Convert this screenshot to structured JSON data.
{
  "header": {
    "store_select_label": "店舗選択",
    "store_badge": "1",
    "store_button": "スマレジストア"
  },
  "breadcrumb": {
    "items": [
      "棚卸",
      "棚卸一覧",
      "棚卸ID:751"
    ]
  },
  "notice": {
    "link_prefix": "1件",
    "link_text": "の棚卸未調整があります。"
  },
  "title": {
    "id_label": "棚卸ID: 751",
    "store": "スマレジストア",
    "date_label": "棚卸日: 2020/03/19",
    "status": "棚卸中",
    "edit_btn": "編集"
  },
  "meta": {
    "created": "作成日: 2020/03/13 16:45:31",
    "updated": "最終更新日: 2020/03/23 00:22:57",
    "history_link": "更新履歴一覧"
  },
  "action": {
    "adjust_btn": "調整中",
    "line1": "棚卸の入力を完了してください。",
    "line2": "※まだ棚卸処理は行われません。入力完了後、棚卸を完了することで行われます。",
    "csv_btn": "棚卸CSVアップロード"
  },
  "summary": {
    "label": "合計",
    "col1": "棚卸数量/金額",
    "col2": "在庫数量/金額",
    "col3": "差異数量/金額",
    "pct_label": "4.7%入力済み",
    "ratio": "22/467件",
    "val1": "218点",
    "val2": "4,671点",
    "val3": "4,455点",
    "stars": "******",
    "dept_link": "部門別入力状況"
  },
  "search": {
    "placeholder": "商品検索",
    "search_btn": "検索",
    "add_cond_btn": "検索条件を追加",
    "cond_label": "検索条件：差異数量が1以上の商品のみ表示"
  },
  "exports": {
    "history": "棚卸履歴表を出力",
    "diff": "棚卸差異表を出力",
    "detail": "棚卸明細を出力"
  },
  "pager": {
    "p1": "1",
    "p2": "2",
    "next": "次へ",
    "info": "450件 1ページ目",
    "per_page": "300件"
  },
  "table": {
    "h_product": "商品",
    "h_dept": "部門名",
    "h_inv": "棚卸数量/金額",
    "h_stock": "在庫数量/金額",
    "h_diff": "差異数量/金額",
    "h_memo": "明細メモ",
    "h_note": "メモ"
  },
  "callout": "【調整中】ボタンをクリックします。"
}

—————

* [EXERCISE OBJECTIVE]
Copy out every entry again, exactly as it was given.

* [OUTPUT BELOW]
Convert this screenshot to structured JSON data.
{
  "header": {
    "store_select_label": "店舗選択",
    "store_badge": "1",
    "store_button": "スマレジストア"
  },
  "breadcrumb": {
    "items": [
      "棚卸",
      "棚卸一覧",
      "棚卸ID:751"
    ]
  },
  "notice": {
    "link_prefix": "1件",
    "link_text": "の棚卸未調整があります。"
  },
  "title": {
    "id_label": "棚卸ID: 751",
    "store": "スマレジストア",
    "date_label": "棚卸日: 2020/03/19",
    "status": "棚卸中",
    "edit_btn": "編集"
  },
  "meta": {
    "created": "作成日: 2020/03/13 16:45:31",
    "updated": "最終更新日: 2020/03/23 00:22:57",
    "history_link": "更新履歴一覧"
  },
  "action": {
    "adjust_btn": "調整中",
    "line1": "棚卸の入力を完了してください。",
    "line2": "※まだ棚卸処理は行われません。入力完了後、棚卸を完了することで行われます。",
    "csv_btn": "棚卸CSVアップロード"
  },
  "summary": {
    "label": "合計",
    "col1": "棚卸数量/金額",
    "col2": "在庫数量/金額",
    "col3": "差異数量/金額",
    "pct_label": "4.7%入力済み",
    "ratio": "22/467件",
    "val1": "218点",
    "val2": "4,671点",
    "val3": "4,455点",
    "stars": "******",
    "dept_link": "部門別入力状況"
  },
  "search": {
    "placeholder": "商品検索",
    "search_btn": "検索",
    "add_cond_btn": "検索条件を追加",
    "cond_label": "検索条件：差異数量が1以上の商品のみ表示"
  },
  "exports": {
    "history": "棚卸履歴表を出力",
    "diff": "棚卸差異表を出力",
    "detail": "棚卸明細を出力"
  },
  "pager": {
    "p1": "1",
    "p2": "2",
    "next": "次へ",
    "info": "450件 1ページ目",
    "per_page": "300件"
  },
  "table": {
    "h_product": "商品",
    "h_dept": "部門名",
    "h_inv": "棚卸数量/金額",
    "h_stock": "在庫数量/金額",
    "h_diff": "差異数量/金額",
    "h_memo": "明細メモ",
    "h_note": "メモ"
  },
  "callout": "【調整中】ボタンをクリックします。"
}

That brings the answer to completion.